--- DIRECTIONS FOR THIS TASK ---
Reproduce, character for character, the material's lines from the one containing "x-tick-label: A bank likviditási" through the one containing "bar — [274, 304, 289, 369]", including both of those lines.

___ RECORDS FOR PROCESSING

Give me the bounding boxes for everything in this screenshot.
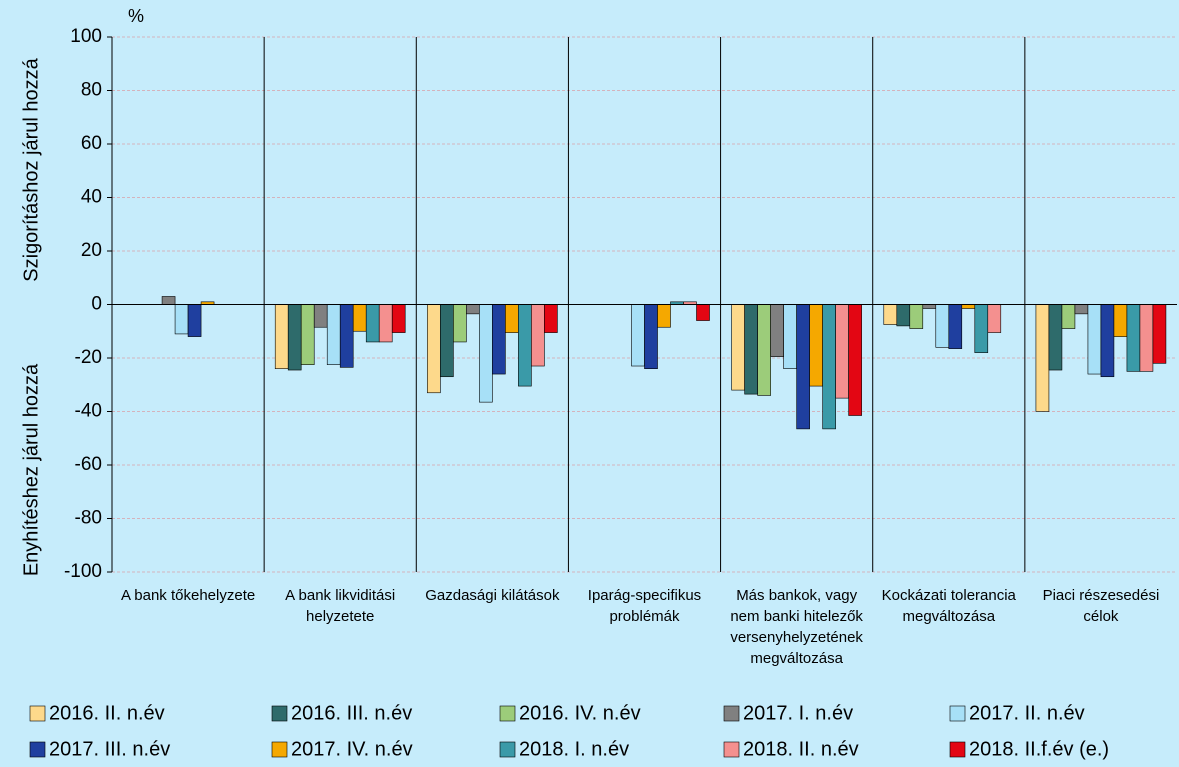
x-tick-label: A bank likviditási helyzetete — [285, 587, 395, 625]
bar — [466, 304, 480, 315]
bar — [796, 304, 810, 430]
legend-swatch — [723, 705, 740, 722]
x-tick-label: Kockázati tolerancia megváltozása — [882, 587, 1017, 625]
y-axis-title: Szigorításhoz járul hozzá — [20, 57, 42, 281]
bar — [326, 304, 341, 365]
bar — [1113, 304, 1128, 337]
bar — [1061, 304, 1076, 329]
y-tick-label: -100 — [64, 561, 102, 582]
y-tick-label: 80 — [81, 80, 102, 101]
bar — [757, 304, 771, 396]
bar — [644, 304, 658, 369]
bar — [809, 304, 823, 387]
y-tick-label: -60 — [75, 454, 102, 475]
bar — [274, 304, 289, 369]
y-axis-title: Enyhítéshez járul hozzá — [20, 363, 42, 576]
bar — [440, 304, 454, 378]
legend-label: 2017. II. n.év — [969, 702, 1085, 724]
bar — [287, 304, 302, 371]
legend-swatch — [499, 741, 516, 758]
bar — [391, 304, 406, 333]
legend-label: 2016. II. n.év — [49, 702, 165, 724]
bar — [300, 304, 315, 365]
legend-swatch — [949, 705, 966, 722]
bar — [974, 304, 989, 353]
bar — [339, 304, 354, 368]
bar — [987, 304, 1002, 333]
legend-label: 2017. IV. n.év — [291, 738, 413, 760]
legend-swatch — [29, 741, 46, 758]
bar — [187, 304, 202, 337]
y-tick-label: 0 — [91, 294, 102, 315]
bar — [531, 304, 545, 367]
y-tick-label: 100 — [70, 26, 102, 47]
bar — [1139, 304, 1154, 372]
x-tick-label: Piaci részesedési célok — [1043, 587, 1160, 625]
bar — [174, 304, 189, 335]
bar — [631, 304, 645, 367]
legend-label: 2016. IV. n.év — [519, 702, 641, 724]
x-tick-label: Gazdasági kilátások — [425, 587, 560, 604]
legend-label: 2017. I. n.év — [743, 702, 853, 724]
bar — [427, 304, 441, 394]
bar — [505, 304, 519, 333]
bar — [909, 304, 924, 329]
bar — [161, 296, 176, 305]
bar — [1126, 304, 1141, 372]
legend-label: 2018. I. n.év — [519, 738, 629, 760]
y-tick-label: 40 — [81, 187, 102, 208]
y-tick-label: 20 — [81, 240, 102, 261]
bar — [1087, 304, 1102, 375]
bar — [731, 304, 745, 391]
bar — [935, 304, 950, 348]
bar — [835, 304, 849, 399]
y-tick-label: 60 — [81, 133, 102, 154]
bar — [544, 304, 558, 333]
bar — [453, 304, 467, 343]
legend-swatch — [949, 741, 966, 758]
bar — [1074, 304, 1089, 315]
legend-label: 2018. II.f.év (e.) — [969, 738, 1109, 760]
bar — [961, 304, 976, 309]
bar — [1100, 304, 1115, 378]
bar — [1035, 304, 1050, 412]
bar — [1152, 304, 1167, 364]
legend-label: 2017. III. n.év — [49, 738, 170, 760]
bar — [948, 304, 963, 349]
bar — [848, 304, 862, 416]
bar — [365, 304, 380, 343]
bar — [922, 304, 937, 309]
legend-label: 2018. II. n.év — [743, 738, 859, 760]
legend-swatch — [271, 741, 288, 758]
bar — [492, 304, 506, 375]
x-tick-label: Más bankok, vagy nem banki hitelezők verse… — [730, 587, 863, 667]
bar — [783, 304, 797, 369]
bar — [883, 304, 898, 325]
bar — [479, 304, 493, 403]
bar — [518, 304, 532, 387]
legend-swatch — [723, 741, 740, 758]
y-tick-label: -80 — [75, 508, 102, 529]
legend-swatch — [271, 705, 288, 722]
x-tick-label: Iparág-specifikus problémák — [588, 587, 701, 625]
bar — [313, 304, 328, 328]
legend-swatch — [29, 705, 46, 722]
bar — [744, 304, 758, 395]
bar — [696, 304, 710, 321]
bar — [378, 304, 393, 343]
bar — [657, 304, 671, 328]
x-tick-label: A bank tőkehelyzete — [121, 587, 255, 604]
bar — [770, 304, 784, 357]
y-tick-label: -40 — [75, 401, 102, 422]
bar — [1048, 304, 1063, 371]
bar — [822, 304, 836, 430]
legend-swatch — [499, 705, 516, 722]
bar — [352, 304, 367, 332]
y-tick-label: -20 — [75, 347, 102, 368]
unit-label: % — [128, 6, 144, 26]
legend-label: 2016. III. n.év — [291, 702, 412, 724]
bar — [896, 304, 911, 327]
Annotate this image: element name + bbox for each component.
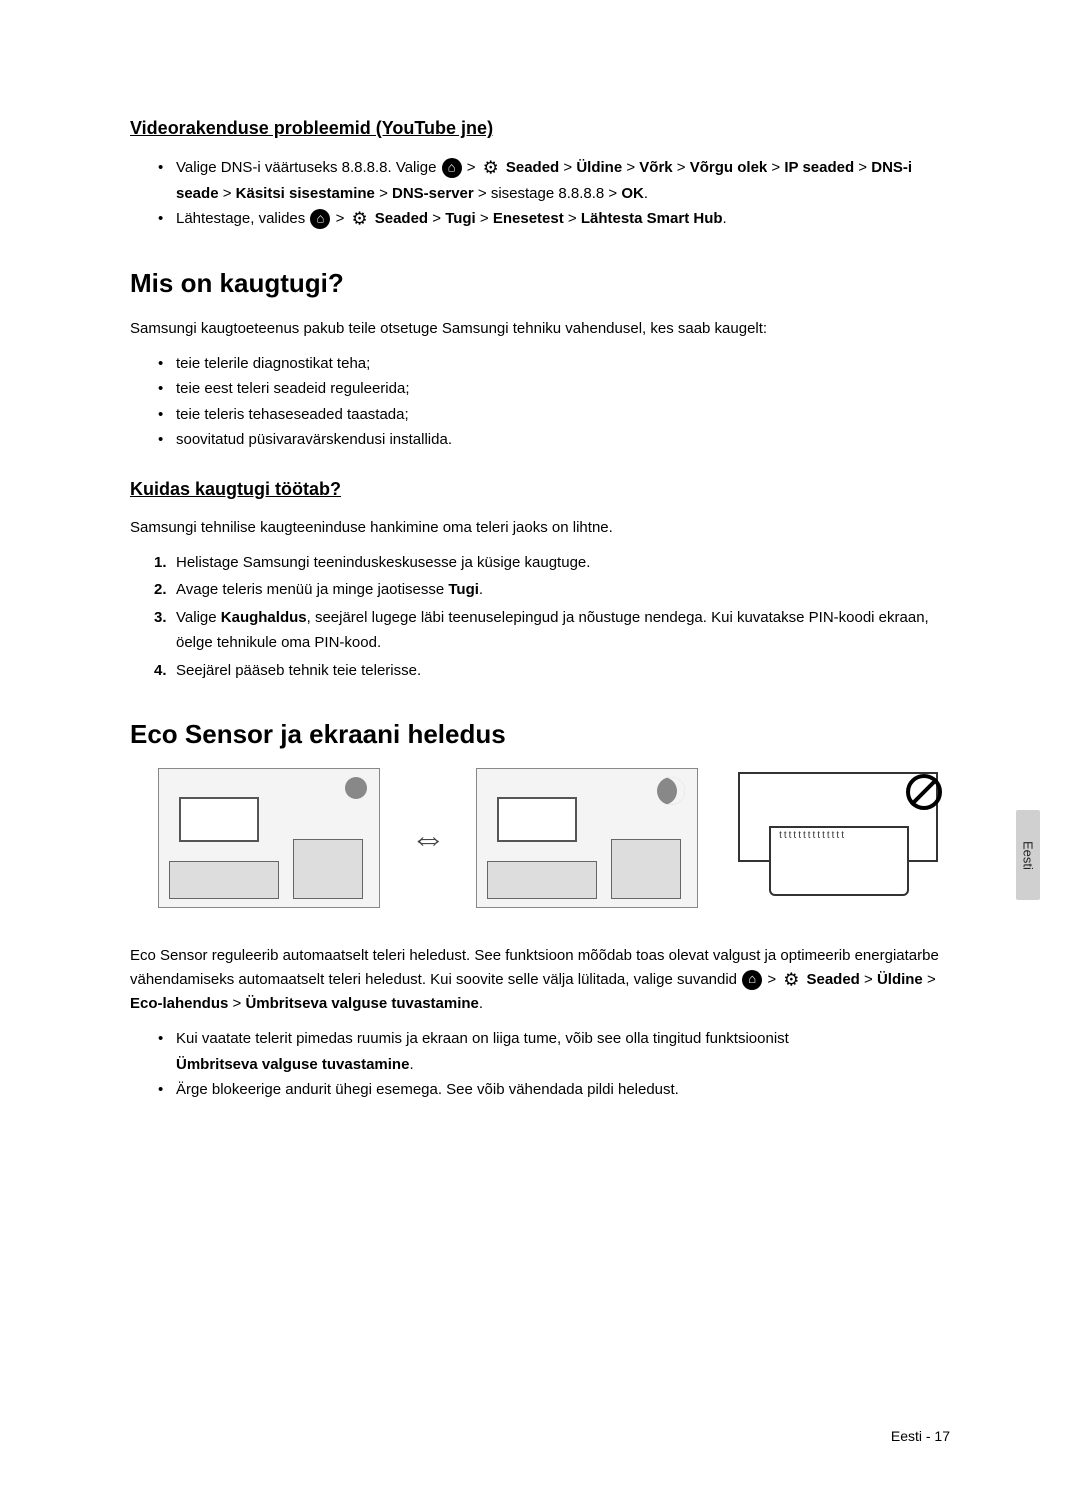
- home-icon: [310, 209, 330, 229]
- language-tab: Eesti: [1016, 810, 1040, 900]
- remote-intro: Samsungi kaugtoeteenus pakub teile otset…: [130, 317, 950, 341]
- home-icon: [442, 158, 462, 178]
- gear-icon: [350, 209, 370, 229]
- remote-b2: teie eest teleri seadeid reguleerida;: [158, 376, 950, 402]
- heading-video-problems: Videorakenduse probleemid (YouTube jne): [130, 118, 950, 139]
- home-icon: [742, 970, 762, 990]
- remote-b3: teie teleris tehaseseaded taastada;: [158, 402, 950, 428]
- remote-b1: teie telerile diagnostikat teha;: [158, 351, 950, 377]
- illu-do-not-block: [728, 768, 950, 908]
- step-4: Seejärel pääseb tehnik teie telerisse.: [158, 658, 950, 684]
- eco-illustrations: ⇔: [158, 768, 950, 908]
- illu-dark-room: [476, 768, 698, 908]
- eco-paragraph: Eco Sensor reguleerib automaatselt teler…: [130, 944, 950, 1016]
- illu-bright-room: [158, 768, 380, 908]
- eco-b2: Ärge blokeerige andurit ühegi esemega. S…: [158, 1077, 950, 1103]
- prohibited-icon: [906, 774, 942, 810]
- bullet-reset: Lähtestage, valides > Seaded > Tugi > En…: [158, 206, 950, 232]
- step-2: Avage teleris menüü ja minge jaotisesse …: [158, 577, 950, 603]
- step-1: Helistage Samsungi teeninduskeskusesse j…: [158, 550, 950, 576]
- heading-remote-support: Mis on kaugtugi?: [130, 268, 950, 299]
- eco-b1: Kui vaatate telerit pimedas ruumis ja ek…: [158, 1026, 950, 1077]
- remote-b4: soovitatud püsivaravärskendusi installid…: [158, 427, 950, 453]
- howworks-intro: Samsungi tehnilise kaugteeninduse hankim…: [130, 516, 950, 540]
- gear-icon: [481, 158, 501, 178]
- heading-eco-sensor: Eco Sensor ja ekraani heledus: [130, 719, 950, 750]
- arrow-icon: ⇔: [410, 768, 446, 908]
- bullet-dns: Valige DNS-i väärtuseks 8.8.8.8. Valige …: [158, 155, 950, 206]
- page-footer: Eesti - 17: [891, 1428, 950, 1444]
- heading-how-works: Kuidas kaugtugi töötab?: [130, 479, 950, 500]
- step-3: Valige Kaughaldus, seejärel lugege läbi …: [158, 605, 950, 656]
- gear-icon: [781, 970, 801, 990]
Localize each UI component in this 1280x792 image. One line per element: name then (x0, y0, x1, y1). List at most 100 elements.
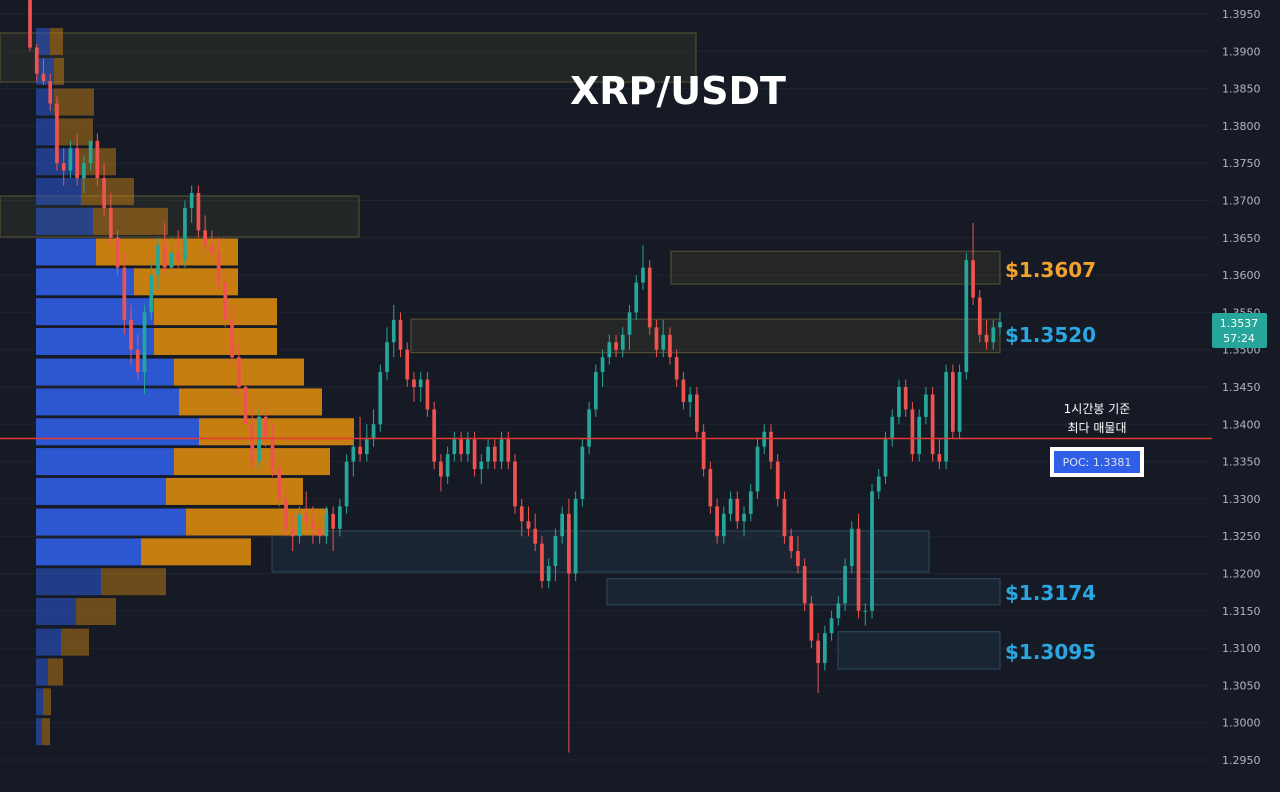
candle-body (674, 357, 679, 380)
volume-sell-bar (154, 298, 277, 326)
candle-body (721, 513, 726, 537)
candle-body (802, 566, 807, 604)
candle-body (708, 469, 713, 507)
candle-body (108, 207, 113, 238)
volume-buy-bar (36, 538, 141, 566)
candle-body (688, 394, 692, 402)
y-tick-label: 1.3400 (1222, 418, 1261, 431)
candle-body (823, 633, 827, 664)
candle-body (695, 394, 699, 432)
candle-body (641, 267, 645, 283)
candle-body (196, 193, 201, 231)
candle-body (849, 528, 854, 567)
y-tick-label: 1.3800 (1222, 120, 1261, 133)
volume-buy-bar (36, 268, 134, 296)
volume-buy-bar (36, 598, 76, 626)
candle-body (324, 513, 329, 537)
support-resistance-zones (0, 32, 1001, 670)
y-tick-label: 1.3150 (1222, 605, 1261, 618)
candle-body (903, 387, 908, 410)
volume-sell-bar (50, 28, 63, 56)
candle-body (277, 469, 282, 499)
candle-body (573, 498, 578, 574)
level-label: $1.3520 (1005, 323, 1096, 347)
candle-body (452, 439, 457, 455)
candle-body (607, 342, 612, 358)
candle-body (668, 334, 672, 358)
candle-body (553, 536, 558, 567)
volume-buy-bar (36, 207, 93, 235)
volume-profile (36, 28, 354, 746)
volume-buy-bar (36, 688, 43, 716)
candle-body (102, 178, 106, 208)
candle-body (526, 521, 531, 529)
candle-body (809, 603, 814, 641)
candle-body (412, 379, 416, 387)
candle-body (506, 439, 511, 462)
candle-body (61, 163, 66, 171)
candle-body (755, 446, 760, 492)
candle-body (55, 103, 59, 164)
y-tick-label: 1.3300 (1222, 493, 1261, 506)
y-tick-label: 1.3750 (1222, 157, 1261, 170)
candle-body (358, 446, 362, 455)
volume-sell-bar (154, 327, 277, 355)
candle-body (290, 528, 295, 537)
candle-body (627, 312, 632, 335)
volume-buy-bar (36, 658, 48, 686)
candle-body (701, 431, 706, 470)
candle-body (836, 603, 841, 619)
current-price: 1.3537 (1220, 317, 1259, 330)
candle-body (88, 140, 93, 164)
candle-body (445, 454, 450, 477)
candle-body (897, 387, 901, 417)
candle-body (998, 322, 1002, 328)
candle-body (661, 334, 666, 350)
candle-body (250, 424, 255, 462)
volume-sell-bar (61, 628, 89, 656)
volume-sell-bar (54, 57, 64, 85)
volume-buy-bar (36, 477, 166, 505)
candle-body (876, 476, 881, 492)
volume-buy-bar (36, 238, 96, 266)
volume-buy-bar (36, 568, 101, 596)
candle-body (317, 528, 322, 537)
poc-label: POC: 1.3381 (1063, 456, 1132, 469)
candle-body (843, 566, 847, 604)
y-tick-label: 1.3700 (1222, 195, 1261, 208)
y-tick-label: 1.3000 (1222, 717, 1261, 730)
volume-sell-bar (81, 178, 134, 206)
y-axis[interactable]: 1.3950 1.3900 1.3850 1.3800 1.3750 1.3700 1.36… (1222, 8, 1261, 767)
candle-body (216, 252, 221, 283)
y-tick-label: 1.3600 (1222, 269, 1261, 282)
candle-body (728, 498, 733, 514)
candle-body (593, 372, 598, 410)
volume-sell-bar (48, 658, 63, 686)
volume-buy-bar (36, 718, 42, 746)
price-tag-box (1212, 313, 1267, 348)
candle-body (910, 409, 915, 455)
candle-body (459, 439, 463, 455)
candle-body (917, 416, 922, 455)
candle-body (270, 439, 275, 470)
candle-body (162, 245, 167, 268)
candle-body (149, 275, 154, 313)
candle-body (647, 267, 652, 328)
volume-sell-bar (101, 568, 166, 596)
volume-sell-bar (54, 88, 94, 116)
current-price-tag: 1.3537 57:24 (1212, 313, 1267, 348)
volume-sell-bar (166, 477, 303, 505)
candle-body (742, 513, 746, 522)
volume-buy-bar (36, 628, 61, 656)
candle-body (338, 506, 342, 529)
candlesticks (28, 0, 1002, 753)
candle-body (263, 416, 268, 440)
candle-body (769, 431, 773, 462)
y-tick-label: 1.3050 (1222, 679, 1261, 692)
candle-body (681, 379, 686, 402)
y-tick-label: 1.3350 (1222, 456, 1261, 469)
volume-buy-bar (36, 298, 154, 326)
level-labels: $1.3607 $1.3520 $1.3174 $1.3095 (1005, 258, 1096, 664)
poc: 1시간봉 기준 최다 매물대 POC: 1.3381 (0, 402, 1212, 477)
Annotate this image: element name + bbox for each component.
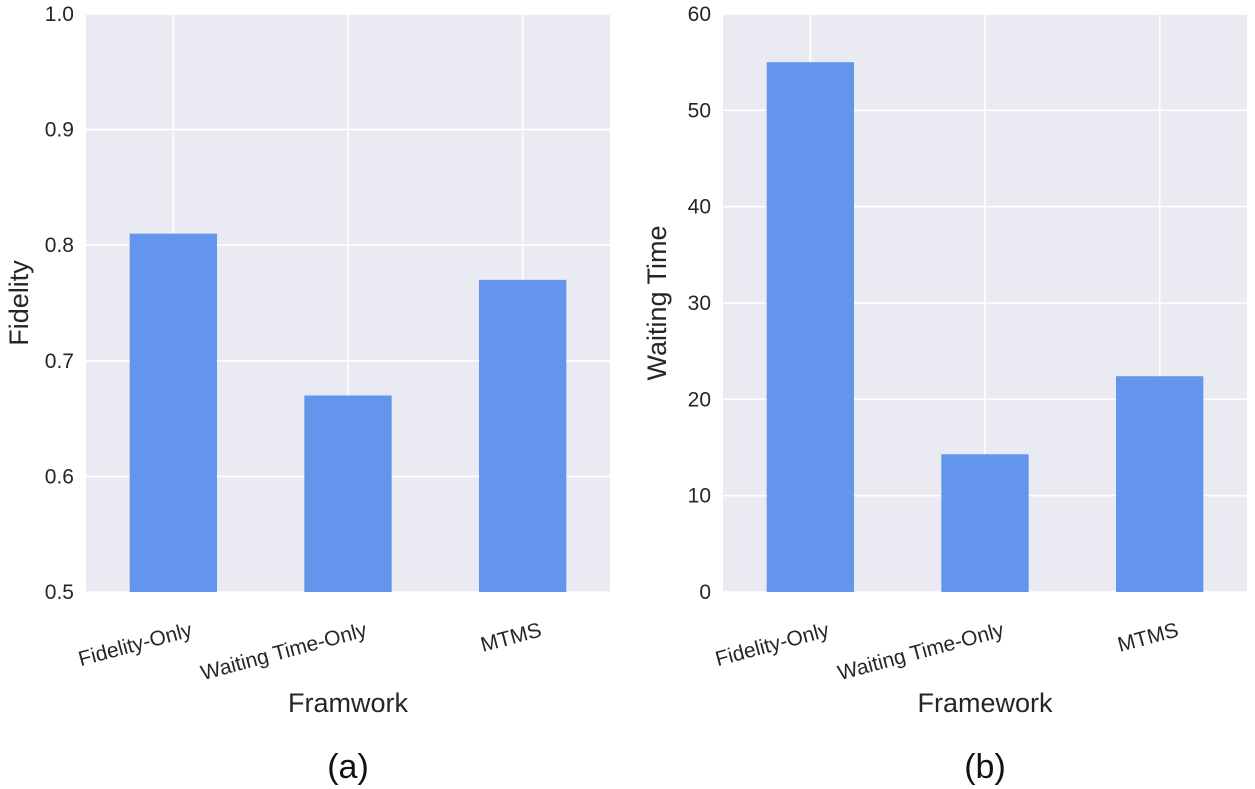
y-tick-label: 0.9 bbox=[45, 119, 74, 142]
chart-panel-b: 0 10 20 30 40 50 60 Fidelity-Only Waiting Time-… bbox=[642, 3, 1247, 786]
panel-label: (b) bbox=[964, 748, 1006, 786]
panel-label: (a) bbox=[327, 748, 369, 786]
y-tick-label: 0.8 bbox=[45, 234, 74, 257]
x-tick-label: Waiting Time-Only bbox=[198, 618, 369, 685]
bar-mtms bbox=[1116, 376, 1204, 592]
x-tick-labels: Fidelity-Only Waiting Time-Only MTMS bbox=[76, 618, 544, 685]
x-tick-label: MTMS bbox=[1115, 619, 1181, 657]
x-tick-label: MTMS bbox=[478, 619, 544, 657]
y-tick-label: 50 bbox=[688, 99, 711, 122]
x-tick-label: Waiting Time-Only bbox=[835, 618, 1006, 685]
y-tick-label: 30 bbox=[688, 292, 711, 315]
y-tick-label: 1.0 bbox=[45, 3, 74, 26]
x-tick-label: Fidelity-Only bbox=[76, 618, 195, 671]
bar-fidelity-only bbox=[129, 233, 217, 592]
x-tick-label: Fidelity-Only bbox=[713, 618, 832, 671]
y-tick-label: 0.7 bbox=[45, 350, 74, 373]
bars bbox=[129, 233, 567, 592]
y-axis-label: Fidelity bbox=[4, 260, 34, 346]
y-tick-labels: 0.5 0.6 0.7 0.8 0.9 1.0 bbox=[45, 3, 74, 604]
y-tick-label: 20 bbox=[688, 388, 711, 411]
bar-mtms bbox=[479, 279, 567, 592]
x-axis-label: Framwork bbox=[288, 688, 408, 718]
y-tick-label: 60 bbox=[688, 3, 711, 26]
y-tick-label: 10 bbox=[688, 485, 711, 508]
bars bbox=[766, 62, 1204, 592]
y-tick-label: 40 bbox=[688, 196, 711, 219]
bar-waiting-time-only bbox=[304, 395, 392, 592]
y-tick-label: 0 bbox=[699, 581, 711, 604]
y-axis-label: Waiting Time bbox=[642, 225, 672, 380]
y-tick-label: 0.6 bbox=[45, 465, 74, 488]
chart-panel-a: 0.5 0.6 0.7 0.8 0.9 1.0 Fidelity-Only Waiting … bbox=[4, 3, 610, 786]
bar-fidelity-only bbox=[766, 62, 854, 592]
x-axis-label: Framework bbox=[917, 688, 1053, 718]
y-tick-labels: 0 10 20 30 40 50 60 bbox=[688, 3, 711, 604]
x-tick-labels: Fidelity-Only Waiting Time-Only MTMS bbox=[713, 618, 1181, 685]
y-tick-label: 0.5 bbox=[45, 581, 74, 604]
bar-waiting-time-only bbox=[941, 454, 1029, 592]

______

--- ANSWER TO THIS TASK ---
x-tick-label: A bank likviditási helyzetete — [285, 587, 395, 625]
bar — [466, 304, 480, 315]
bar — [796, 304, 810, 430]
legend-swatch — [723, 705, 740, 722]
x-tick-label: Kockázati tolerancia megváltozása — [882, 587, 1017, 625]
y-axis-title: Szigorításhoz járul hozzá — [20, 57, 42, 281]
bar — [326, 304, 341, 365]
bar — [1113, 304, 1128, 337]
bar — [1061, 304, 1076, 329]
y-tick-label: -100 — [64, 561, 102, 582]
y-tick-label: 80 — [81, 80, 102, 101]
bar — [757, 304, 771, 396]
bar — [644, 304, 658, 369]
bar — [809, 304, 823, 387]
y-tick-label: -60 — [75, 454, 102, 475]
bar — [274, 304, 289, 369]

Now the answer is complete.